Start

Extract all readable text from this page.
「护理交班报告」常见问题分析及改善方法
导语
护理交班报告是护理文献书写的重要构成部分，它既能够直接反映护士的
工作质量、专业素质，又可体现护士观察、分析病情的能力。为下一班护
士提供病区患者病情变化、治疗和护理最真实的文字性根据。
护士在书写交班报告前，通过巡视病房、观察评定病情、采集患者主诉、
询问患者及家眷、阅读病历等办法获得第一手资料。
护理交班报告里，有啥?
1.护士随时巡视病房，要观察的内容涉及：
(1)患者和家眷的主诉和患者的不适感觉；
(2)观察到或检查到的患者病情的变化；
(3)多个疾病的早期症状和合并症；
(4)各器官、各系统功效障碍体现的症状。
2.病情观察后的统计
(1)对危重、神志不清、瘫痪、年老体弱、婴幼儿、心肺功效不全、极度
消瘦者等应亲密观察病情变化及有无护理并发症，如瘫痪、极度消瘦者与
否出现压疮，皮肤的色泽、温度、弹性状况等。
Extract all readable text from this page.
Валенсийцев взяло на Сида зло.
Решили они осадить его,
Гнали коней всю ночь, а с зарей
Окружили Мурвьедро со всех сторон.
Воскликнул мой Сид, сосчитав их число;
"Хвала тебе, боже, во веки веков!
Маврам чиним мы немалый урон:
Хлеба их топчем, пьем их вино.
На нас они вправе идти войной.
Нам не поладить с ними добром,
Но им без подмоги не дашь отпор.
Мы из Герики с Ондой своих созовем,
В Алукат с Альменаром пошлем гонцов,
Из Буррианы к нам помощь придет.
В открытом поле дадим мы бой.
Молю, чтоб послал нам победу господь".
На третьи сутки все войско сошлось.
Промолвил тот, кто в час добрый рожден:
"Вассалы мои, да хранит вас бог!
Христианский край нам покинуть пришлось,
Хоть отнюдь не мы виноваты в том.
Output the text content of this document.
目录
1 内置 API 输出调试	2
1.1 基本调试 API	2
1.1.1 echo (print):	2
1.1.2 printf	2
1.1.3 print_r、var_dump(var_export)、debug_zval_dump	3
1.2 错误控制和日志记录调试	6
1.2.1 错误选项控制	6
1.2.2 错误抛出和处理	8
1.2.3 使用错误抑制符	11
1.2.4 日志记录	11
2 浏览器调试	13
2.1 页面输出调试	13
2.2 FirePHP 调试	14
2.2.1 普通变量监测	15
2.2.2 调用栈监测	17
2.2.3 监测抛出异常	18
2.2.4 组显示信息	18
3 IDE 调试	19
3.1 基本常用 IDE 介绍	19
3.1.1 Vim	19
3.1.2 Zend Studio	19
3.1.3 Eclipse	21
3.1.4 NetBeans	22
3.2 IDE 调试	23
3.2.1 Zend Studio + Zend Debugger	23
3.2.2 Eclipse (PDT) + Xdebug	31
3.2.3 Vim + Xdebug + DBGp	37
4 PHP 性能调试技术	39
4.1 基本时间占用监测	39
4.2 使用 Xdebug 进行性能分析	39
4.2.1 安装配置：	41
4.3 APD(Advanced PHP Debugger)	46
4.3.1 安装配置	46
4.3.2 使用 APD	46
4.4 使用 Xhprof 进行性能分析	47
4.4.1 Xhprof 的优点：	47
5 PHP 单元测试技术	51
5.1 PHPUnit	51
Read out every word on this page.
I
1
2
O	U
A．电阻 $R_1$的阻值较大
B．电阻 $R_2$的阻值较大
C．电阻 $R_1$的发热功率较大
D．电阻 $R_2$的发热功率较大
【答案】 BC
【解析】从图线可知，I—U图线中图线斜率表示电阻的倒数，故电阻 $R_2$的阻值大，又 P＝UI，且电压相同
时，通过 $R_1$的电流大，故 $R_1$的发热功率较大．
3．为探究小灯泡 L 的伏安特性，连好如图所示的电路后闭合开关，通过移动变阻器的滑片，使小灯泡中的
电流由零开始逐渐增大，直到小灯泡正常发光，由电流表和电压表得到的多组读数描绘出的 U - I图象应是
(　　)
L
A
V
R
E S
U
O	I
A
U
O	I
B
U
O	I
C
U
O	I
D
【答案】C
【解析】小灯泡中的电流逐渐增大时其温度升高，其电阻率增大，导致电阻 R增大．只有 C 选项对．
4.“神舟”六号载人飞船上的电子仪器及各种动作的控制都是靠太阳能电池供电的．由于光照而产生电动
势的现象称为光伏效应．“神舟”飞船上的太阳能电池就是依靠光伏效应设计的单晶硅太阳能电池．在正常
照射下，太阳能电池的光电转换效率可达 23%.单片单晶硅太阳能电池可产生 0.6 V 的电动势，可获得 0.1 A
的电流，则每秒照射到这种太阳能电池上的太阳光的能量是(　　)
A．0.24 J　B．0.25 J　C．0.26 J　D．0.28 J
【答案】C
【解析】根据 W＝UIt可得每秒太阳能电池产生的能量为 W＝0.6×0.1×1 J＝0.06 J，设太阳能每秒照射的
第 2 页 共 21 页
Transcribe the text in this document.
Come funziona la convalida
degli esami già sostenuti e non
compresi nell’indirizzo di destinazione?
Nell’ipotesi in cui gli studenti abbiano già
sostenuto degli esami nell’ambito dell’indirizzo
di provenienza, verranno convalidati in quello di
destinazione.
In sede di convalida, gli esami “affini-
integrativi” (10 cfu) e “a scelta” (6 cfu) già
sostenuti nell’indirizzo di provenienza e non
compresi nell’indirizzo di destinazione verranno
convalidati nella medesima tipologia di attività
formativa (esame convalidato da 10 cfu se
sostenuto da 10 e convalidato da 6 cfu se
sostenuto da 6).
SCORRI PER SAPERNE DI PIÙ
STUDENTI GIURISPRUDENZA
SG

End

◆ **Aim of the task**
Looking at the entries above, how many lines contain the word "sostenuto"? Answer with the number alone.

◆ **Answer to the problem**
3